Pick out every line of the entries below where "data" occurs, and copy those lines.

-- start Listed records --

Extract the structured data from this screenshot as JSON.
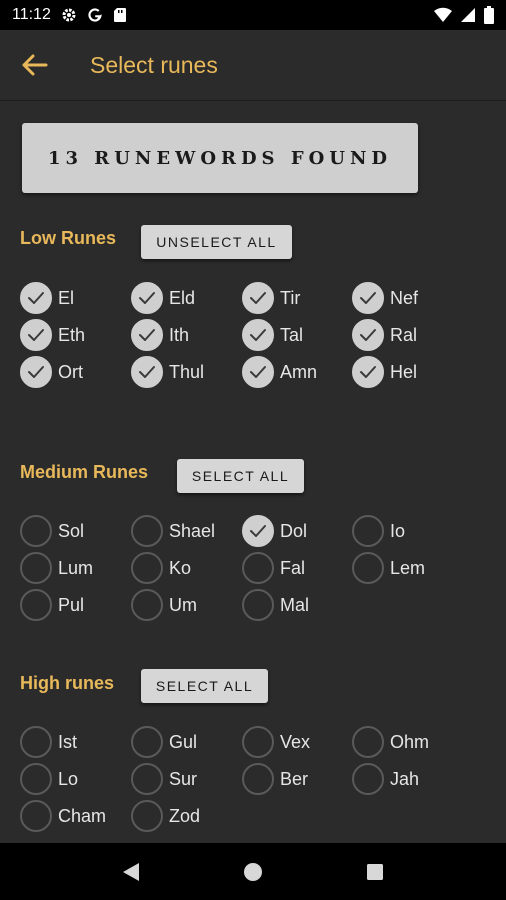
{
  "status_bar": {
    "time": "11:12"
  },
  "app_bar": {
    "title": "Select runes"
  },
  "banner": {
    "text": "13 RUNEWORDS FOUND"
  },
  "sections": {
    "low": {
      "title": "Low Runes",
      "button": "UNSELECT ALL",
      "runes": [
        {
          "label": "El",
          "checked": true
        },
        {
          "label": "Eld",
          "checked": true
        },
        {
          "label": "Tir",
          "checked": true
        },
        {
          "label": "Nef",
          "checked": true
        },
        {
          "label": "Eth",
          "checked": true
        },
        {
          "label": "Ith",
          "checked": true
        },
        {
          "label": "Tal",
          "checked": true
        },
        {
          "label": "Ral",
          "checked": true
        },
        {
          "label": "Ort",
          "checked": true
        },
        {
          "label": "Thul",
          "checked": true
        },
        {
          "label": "Amn",
          "checked": true
        },
        {
          "label": "Hel",
          "checked": true
        }
      ]
    },
    "medium": {
      "title": "Medium Runes",
      "button": "SELECT ALL",
      "runes": [
        {
          "label": "Sol",
          "checked": false
        },
        {
          "label": "Shael",
          "checked": false
        },
        {
          "label": "Dol",
          "checked": true
        },
        {
          "label": "Io",
          "checked": false
        },
        {
          "label": "Lum",
          "checked": false
        },
        {
          "label": "Ko",
          "checked": false
        },
        {
          "label": "Fal",
          "checked": false
        },
        {
          "label": "Lem",
          "checked": false
        },
        {
          "label": "Pul",
          "checked": false
        },
        {
          "label": "Um",
          "checked": false
        },
        {
          "label": "Mal",
          "checked": false
        }
      ]
    },
    "high": {
      "title": "High runes",
      "button": "SELECT ALL",
      "runes": [
        {
          "label": "Ist",
          "checked": false
        },
        {
          "label": "Gul",
          "checked": false
        },
        {
          "label": "Vex",
          "checked": false
        },
        {
          "label": "Ohm",
          "checked": false
        },
        {
          "label": "Lo",
          "checked": false
        },
        {
          "label": "Sur",
          "checked": false
        },
        {
          "label": "Ber",
          "checked": false
        },
        {
          "label": "Jah",
          "checked": false
        },
        {
          "label": "Cham",
          "checked": false
        },
        {
          "label": "Zod",
          "checked": false
        }
      ]
    }
  },
  "colors": {
    "accent": "#e8b85a",
    "background": "#2b2b2b",
    "button_bg": "#d6d6d6"
  }
}
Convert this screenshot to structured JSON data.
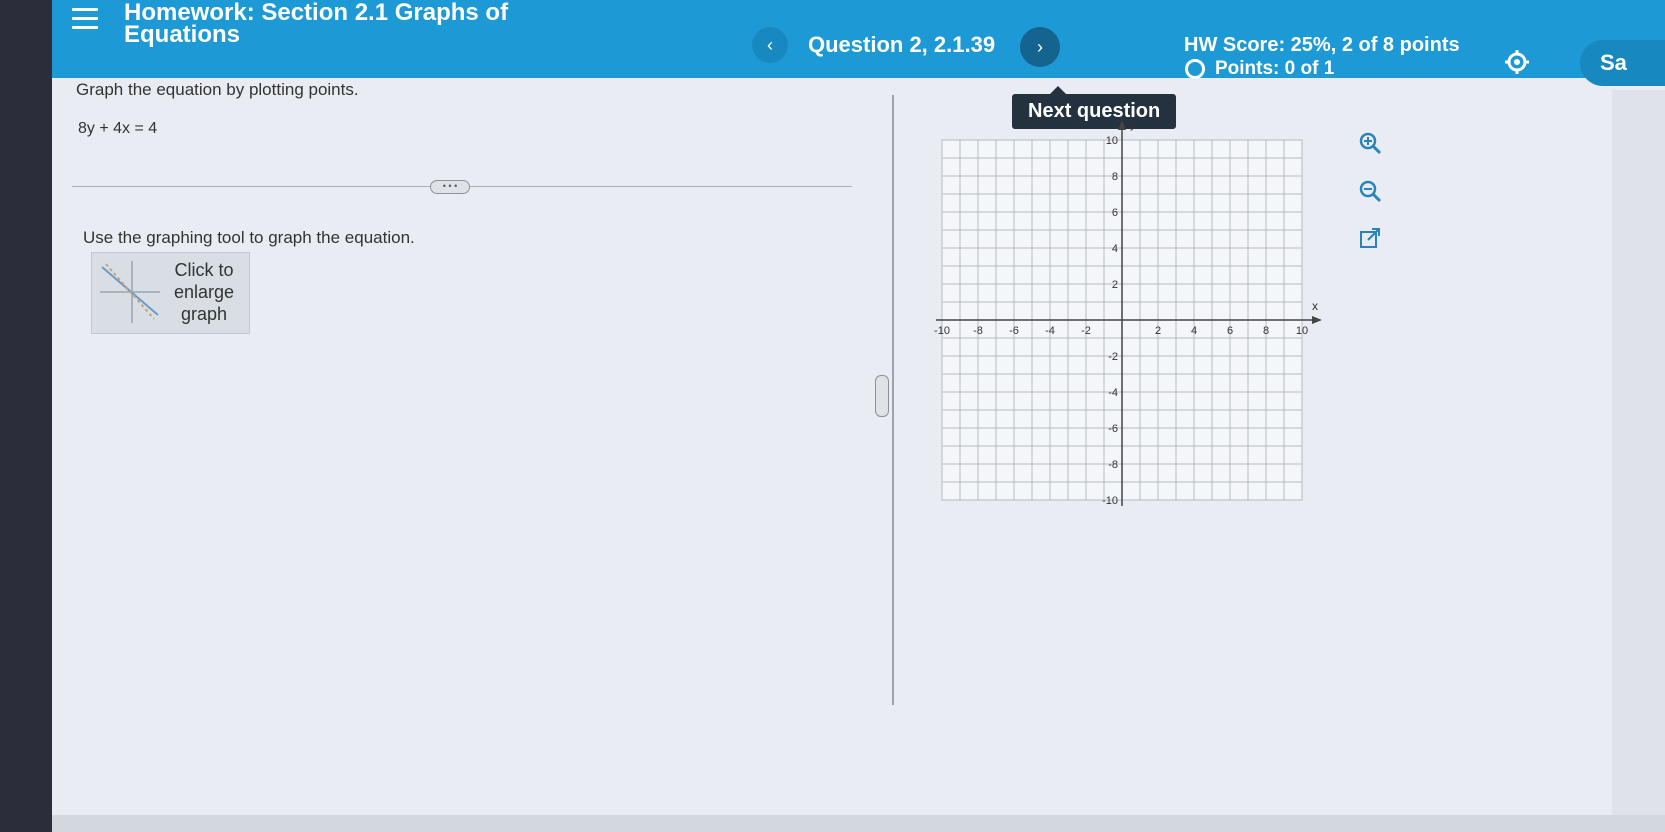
{
  "header": {
    "title": "Homework: Section 2.1 Graphs of Equations",
    "question_label": "Question 2, 2.1.39",
    "prev_icon": "chevron-left-icon",
    "next_icon": "chevron-right-icon",
    "next_tooltip": "Next question",
    "hw_score": "HW Score: 25%, 2 of 8 points",
    "points": "Points: 0 of 1",
    "settings_icon": "gear-icon",
    "save_label": "Sa"
  },
  "question": {
    "instruction": "Graph the equation by plotting points.",
    "equation": "8y + 4x = 4",
    "divider_handle": "• • •",
    "graph_instruction": "Use the graphing tool to graph the equation.",
    "enlarge_label": "Click to enlarge graph"
  },
  "graph": {
    "x_axis_label": "x",
    "y_axis_label": "y",
    "x_ticks": [
      "-10",
      "-8",
      "-6",
      "-4",
      "-2",
      "2",
      "4",
      "6",
      "8",
      "10"
    ],
    "y_ticks": [
      "10",
      "8",
      "6",
      "4",
      "2",
      "-2",
      "-4",
      "-6",
      "-8",
      "-10"
    ],
    "x_range": [
      -10,
      10
    ],
    "y_range": [
      -10,
      10
    ],
    "grid": true,
    "tools": [
      "zoom-in-icon",
      "zoom-out-icon",
      "external-link-icon"
    ]
  },
  "colors": {
    "header_bg": "#1d9ad6",
    "page_bg": "#e9edf3",
    "tooltip_bg": "#24323f"
  }
}
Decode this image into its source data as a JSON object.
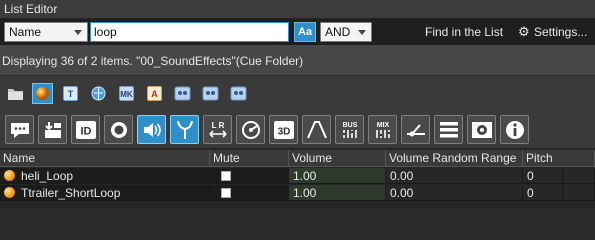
{
  "window": {
    "title": "List Editor"
  },
  "filter": {
    "field_select": "Name",
    "search_value": "loop",
    "case_button": "Aa",
    "logic_select": "AND",
    "find_link": "Find in the List",
    "settings_label": "Settings..."
  },
  "status": {
    "text": "Displaying 36 of 2 items. \"00_SoundEffects\"(Cue Folder)"
  },
  "type_filters": [
    {
      "icon": "folder-icon"
    },
    {
      "icon": "cue-orb-icon",
      "selected": true
    },
    {
      "icon": "track-t-icon"
    },
    {
      "icon": "waveform-globe-icon"
    },
    {
      "icon": "mk-icon",
      "label": "MK"
    },
    {
      "icon": "aisac-a-icon"
    },
    {
      "icon": "sound-link-icon-1"
    },
    {
      "icon": "sound-link-icon-2"
    },
    {
      "icon": "sound-link-icon-3"
    }
  ],
  "column_tools": [
    "comment-icon",
    "category-icon",
    "id-icon",
    "record-icon",
    "volume-icon",
    "pitch-icon",
    "lr-pan-icon",
    "pan3d-circle-icon",
    "pan3d-icon",
    "envelope-icon",
    "bus-icon",
    "mix-icon",
    "send-icon",
    "list-icon",
    "media-icon",
    "info-icon"
  ],
  "column_tool_labels": {
    "id": "ID",
    "pan3d": "3D",
    "bus": "BUS",
    "mix": "MIX",
    "lr": "L R"
  },
  "table": {
    "columns": [
      "Name",
      "Mute",
      "Volume",
      "Volume Random Range",
      "Pitch"
    ],
    "rows": [
      {
        "name": "heli_Loop",
        "mute": false,
        "volume": "1.00",
        "volume_random_range": "0.00",
        "pitch": "0"
      },
      {
        "name": "Ttrailer_ShortLoop",
        "mute": false,
        "volume": "1.00",
        "volume_random_range": "0.00",
        "pitch": "0"
      }
    ]
  },
  "colors": {
    "accent": "#2f8fc8",
    "volume_cell": "#2e3b2c",
    "orb": "#f29a20"
  }
}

-- end Listed records --

■ Task solution:
Extract the structured data from this screenshot as JSON.
Convert this screenshot to structured JSON data.
Decode this image into its source data as a JSON object.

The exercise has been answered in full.